Listed records
+-------+

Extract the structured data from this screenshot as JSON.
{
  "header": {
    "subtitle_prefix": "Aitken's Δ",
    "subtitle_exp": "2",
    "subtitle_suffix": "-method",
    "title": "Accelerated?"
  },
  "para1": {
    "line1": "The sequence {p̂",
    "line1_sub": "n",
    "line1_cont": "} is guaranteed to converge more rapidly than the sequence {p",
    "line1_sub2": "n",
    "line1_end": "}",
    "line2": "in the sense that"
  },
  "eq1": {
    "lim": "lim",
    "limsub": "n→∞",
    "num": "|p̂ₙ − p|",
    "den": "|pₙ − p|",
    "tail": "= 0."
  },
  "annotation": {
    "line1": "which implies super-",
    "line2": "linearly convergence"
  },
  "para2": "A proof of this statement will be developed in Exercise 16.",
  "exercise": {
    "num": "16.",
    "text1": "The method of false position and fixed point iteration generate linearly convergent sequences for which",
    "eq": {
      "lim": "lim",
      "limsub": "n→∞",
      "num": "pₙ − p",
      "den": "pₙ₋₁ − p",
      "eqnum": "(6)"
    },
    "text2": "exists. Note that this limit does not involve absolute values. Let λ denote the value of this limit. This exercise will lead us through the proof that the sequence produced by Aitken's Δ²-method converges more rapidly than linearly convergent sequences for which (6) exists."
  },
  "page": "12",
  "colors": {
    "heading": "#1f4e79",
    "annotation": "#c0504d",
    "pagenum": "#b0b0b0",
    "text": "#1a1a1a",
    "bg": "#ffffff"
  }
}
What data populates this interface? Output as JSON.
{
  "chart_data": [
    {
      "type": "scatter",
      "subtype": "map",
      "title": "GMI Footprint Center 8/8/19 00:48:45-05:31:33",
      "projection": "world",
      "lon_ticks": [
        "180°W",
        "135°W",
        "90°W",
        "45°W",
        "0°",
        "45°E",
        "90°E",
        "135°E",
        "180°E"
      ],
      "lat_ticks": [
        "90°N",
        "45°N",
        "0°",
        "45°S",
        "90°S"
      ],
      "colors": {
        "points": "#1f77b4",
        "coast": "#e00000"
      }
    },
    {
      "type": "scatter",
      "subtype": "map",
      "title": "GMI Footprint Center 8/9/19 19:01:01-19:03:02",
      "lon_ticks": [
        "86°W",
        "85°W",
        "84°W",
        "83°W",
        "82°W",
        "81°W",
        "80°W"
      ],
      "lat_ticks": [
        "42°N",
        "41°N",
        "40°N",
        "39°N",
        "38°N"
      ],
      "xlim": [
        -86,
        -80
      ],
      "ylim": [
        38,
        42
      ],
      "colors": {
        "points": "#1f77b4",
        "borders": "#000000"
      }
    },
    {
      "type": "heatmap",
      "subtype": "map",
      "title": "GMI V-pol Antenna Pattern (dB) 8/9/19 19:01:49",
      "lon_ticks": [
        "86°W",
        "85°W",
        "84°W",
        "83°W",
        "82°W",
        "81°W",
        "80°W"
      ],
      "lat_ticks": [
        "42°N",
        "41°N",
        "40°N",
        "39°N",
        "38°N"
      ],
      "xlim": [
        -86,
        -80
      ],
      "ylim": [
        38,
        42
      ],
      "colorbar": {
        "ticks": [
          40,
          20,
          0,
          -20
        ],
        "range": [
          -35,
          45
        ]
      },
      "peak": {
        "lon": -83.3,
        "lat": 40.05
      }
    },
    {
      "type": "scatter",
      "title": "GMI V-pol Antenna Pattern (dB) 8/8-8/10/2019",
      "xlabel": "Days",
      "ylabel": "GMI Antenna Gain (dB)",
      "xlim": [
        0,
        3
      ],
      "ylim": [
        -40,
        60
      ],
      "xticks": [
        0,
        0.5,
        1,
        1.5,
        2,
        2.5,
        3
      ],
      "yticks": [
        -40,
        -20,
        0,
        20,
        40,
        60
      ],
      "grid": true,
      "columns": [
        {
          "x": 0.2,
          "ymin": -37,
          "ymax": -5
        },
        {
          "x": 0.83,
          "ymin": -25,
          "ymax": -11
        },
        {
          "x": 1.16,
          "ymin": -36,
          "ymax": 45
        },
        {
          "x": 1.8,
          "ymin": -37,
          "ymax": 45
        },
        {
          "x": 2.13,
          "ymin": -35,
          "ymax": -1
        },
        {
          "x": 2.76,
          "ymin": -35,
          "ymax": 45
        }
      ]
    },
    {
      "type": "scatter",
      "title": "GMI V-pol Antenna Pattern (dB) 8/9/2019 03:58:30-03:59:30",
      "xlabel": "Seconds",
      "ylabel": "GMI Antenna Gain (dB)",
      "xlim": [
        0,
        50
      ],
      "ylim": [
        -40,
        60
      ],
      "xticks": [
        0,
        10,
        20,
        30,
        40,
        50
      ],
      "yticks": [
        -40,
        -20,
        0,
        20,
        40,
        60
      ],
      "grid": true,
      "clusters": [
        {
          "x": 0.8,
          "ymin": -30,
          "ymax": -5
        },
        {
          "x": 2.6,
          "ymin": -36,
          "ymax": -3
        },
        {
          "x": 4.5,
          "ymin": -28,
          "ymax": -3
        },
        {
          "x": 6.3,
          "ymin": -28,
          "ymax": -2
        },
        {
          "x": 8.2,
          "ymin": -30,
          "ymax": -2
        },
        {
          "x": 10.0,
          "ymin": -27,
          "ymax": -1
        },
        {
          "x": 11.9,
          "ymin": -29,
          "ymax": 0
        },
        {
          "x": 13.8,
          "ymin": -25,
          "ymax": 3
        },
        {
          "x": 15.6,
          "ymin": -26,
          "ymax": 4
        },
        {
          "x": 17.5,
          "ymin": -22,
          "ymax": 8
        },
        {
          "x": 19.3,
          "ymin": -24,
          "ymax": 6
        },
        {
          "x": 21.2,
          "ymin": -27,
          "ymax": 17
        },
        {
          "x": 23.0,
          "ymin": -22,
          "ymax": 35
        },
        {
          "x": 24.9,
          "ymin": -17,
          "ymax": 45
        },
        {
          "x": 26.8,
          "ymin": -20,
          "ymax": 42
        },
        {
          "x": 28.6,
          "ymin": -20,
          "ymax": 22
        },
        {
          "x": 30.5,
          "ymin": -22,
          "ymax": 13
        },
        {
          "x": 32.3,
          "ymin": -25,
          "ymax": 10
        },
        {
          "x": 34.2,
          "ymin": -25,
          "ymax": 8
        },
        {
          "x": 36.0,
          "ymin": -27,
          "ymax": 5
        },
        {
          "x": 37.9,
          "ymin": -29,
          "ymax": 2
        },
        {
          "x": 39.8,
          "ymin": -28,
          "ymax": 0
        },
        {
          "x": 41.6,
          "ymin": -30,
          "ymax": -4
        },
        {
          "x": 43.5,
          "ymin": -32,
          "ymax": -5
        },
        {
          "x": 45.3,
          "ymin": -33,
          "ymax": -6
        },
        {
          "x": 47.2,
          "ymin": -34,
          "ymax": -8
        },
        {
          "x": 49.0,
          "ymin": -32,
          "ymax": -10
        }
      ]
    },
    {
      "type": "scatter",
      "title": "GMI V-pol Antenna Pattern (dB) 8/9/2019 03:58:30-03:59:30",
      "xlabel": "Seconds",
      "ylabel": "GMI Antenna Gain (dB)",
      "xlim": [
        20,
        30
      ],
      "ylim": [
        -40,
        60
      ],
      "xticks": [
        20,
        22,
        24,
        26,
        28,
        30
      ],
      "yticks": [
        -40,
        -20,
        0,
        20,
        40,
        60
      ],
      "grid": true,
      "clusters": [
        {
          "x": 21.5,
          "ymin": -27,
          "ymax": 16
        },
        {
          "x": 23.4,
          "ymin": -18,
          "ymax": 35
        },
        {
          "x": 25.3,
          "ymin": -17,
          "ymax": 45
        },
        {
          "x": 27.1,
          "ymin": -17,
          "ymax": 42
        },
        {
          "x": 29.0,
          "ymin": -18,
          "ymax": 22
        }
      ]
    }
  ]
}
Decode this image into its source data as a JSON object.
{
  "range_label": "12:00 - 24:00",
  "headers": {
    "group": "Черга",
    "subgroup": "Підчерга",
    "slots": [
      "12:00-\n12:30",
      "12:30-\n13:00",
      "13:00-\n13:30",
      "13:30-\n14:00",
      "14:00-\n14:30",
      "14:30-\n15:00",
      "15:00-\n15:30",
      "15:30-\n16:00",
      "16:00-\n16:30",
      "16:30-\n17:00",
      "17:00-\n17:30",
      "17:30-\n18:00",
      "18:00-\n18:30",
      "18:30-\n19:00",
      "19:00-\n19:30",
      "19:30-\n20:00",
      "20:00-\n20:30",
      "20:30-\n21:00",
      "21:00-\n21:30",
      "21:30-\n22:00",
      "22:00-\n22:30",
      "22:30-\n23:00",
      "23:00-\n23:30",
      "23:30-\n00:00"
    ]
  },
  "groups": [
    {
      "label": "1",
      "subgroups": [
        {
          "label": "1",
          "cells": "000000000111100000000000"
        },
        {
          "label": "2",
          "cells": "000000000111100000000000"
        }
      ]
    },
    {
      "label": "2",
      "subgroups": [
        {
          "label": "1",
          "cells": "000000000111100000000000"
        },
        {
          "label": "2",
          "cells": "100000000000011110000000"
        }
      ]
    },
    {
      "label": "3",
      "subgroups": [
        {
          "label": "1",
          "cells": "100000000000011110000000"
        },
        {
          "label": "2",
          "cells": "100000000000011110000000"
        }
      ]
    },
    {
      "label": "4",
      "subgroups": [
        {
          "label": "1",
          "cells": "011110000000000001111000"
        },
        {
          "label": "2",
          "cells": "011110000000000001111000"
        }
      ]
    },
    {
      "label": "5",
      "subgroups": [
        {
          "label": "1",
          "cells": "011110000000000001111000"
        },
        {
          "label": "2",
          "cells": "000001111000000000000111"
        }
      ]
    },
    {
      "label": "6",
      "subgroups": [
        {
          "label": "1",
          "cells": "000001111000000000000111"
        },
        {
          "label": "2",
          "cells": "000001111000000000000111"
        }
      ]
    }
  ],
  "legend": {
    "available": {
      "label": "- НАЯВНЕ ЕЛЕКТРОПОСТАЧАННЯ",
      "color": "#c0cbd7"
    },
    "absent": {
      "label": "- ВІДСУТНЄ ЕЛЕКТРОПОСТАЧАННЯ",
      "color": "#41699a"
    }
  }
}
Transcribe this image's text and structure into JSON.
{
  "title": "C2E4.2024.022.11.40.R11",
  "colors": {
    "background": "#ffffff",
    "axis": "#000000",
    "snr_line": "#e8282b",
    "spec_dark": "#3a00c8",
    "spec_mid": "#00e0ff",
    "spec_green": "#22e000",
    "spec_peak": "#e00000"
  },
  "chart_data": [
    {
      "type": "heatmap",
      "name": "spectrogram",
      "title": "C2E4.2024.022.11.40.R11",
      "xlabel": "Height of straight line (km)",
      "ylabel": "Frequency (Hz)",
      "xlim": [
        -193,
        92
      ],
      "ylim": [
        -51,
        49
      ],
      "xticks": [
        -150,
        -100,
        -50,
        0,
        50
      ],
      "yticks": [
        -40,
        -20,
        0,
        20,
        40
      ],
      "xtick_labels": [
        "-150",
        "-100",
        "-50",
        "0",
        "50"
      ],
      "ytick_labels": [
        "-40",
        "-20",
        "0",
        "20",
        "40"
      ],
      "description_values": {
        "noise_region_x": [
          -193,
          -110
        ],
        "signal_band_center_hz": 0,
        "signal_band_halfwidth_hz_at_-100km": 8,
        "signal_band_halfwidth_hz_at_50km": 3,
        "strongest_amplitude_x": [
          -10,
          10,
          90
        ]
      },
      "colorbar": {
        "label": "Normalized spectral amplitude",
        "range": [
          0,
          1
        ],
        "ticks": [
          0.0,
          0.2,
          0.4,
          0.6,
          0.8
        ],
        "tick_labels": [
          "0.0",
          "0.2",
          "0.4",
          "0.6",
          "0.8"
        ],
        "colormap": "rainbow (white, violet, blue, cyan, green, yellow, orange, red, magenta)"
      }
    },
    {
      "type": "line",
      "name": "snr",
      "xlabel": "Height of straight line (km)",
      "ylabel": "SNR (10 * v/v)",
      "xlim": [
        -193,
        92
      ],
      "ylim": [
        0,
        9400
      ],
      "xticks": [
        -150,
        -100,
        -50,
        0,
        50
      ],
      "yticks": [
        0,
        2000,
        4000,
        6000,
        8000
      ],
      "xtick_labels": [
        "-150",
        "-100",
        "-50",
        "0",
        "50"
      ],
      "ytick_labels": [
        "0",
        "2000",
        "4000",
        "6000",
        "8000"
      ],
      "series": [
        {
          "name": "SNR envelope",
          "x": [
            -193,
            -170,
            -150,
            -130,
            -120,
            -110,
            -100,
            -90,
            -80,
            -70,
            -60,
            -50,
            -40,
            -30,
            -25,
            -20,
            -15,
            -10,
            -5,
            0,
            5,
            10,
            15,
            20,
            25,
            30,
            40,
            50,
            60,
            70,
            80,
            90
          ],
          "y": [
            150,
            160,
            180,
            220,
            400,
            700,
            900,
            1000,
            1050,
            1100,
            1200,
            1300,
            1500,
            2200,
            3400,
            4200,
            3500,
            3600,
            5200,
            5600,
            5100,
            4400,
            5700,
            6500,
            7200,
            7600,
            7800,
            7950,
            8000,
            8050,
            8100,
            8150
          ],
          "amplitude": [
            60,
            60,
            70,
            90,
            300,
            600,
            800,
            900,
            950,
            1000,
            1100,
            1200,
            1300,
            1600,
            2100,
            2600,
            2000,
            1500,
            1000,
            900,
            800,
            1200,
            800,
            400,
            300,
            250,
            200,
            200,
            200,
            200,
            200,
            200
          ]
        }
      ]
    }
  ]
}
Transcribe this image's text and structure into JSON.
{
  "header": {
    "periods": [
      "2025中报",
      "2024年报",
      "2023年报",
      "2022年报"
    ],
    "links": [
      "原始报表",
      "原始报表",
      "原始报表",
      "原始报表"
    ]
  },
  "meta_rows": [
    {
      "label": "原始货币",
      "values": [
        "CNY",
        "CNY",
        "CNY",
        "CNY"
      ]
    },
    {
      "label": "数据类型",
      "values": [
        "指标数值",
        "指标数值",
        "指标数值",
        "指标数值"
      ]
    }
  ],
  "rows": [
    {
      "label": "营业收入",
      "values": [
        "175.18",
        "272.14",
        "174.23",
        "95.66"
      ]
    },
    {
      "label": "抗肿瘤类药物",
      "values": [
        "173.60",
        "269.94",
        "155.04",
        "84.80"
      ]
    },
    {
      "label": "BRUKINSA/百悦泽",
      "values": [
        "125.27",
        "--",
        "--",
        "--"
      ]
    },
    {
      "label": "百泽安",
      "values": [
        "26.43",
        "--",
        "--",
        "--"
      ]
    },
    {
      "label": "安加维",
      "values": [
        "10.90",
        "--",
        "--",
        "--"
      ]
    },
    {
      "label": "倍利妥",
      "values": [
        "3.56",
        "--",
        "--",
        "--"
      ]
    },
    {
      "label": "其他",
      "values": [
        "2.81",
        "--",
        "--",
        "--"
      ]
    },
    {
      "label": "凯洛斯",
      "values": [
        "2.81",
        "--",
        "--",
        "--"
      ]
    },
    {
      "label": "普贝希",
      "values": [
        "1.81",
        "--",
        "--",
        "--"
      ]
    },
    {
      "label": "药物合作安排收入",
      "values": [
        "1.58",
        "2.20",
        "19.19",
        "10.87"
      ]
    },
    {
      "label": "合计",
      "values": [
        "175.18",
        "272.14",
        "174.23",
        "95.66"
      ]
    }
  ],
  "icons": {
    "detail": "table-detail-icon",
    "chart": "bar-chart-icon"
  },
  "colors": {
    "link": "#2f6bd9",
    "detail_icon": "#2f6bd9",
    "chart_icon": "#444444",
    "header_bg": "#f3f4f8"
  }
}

+-------+

Exercise instructions
Which lines contain "Footprint"? Show each of them.

Written reply
      "title": "GMI Footprint Center 8/8/19 00:48:45-05:31:33",
      "title": "GMI Footprint Center 8/9/19 19:01:01-19:03:02",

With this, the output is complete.